-- START OF DATA TO USE --

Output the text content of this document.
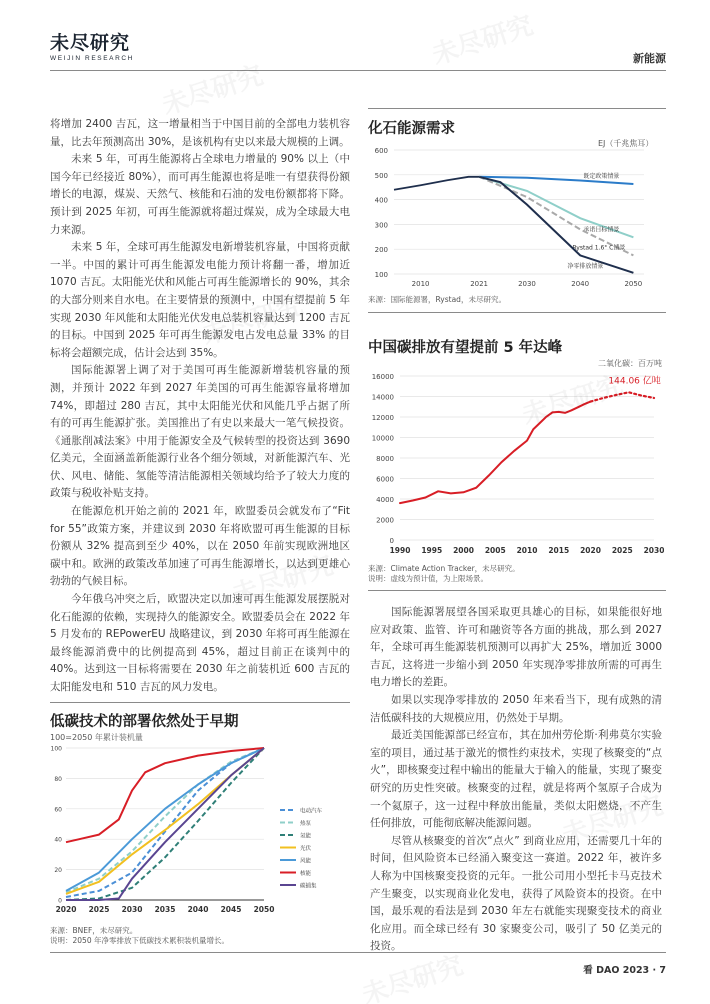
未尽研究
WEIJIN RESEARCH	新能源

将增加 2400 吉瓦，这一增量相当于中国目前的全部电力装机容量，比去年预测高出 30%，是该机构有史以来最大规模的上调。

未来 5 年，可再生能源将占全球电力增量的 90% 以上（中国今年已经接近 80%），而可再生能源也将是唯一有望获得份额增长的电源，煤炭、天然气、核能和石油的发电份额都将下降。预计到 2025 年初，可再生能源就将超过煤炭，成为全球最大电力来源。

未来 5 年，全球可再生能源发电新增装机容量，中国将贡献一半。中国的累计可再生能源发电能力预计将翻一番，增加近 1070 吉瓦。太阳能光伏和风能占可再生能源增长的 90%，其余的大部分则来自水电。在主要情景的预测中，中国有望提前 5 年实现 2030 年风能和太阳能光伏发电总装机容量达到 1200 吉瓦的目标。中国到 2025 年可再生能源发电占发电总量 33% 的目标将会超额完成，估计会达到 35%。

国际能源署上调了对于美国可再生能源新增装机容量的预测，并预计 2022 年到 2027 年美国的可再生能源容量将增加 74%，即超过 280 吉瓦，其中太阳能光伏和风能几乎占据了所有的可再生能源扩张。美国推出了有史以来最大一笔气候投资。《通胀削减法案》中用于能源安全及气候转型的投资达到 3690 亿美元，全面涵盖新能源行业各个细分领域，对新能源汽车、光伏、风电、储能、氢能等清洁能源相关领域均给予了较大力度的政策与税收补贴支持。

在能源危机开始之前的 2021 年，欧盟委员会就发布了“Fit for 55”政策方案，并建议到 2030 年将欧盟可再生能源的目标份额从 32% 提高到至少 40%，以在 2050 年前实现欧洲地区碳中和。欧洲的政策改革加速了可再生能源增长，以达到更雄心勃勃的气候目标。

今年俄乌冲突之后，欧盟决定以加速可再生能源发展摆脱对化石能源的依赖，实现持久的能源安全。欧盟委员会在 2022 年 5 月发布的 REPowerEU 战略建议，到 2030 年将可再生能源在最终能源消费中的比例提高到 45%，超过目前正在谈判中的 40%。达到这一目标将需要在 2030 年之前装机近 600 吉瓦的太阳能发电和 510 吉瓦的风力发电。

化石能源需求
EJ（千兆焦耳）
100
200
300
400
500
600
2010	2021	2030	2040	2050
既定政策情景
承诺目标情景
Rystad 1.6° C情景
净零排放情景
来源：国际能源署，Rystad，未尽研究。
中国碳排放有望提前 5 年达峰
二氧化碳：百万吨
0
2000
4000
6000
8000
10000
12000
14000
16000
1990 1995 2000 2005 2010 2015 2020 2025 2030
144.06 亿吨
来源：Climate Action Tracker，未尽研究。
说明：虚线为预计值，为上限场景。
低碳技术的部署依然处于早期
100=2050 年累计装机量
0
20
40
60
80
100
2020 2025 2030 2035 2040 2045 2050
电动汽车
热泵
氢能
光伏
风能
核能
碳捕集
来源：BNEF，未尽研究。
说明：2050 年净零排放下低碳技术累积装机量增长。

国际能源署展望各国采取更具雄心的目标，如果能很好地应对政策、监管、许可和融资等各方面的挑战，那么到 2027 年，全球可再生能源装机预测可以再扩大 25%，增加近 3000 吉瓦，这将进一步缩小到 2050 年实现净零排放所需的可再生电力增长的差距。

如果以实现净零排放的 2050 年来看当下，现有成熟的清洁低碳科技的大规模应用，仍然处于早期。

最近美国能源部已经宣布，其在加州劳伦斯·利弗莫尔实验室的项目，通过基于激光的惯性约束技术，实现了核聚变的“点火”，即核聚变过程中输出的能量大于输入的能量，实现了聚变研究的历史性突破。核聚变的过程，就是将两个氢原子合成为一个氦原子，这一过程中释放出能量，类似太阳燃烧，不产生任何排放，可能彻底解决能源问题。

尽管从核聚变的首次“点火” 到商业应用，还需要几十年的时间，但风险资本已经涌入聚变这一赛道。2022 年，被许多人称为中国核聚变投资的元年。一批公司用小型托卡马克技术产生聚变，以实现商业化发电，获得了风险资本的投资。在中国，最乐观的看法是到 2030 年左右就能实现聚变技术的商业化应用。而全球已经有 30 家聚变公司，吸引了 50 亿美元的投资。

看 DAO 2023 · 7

-- END OF DATA TO USE --
-- START OF DATA TO USE --

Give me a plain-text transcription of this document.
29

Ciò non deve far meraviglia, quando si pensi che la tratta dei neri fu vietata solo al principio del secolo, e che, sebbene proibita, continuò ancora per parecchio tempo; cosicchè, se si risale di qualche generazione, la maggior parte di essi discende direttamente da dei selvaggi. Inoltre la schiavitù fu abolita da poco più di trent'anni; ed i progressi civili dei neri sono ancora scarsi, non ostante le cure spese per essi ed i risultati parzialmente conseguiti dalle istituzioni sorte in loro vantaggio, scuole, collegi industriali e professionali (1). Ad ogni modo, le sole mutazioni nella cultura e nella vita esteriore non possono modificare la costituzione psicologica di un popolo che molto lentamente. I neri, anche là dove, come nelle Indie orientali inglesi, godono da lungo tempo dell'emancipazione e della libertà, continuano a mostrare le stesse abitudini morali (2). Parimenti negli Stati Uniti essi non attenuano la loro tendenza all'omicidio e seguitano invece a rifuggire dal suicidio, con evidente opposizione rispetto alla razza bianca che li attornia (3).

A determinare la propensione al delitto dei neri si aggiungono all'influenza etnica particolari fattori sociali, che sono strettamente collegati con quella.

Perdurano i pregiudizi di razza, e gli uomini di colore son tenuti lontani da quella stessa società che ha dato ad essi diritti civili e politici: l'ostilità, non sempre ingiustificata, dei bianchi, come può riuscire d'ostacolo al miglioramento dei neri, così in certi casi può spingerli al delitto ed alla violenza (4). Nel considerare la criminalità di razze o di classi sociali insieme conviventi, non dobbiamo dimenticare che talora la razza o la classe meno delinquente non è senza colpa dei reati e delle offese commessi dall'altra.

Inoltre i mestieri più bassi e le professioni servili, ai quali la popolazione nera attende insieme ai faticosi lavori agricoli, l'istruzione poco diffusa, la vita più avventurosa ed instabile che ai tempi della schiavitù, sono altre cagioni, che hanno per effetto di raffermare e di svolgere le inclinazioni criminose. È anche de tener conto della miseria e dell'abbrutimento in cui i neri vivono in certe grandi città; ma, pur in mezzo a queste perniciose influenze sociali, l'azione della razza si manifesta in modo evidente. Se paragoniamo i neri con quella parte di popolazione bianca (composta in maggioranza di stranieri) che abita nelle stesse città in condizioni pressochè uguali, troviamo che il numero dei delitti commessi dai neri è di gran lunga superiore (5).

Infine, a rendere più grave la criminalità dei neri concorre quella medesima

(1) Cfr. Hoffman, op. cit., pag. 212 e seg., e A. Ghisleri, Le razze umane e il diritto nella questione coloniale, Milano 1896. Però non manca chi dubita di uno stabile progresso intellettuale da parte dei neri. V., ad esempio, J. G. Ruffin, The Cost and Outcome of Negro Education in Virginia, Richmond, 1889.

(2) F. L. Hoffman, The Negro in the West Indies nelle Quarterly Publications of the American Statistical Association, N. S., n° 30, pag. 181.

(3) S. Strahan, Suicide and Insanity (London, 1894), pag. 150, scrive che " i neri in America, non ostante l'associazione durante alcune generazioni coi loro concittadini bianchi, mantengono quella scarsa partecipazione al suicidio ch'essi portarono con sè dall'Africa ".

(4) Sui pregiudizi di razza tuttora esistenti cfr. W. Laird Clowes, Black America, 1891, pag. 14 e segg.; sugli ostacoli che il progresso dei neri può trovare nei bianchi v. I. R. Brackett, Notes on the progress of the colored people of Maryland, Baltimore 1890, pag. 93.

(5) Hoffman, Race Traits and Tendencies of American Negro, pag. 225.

-- END OF DATA TO USE --
-- START OF DATA TO USE --

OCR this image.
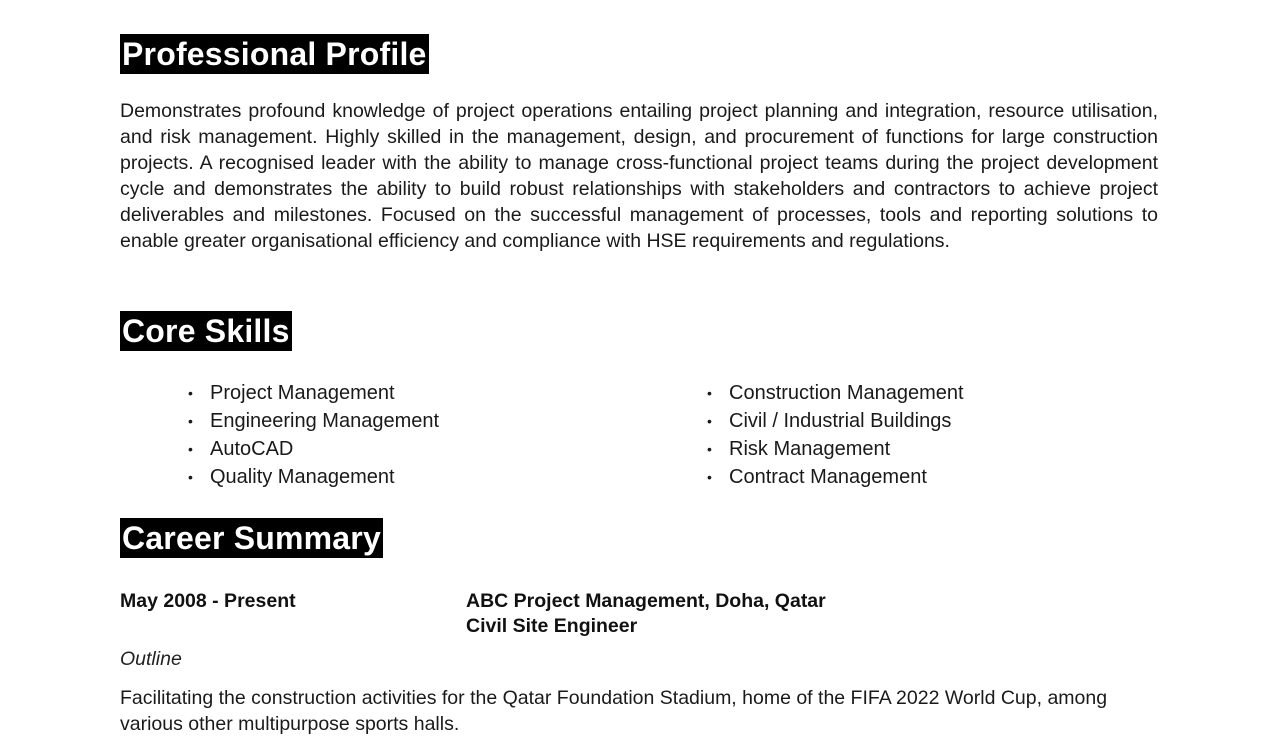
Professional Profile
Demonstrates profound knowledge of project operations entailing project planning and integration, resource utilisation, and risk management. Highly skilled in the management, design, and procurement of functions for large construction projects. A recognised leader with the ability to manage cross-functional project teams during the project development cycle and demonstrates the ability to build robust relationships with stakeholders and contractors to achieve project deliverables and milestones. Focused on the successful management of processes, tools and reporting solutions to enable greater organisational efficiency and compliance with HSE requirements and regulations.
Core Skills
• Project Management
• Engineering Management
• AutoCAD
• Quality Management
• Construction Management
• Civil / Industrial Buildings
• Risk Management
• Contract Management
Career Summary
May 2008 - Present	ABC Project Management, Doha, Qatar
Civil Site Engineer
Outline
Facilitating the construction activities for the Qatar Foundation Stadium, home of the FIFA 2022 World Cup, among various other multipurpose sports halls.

-- END OF DATA TO USE --

SET TASK:
The required answer is a single number: the count of lines in the entries that hold the string "未尽研究".

THE OUTPUT:
4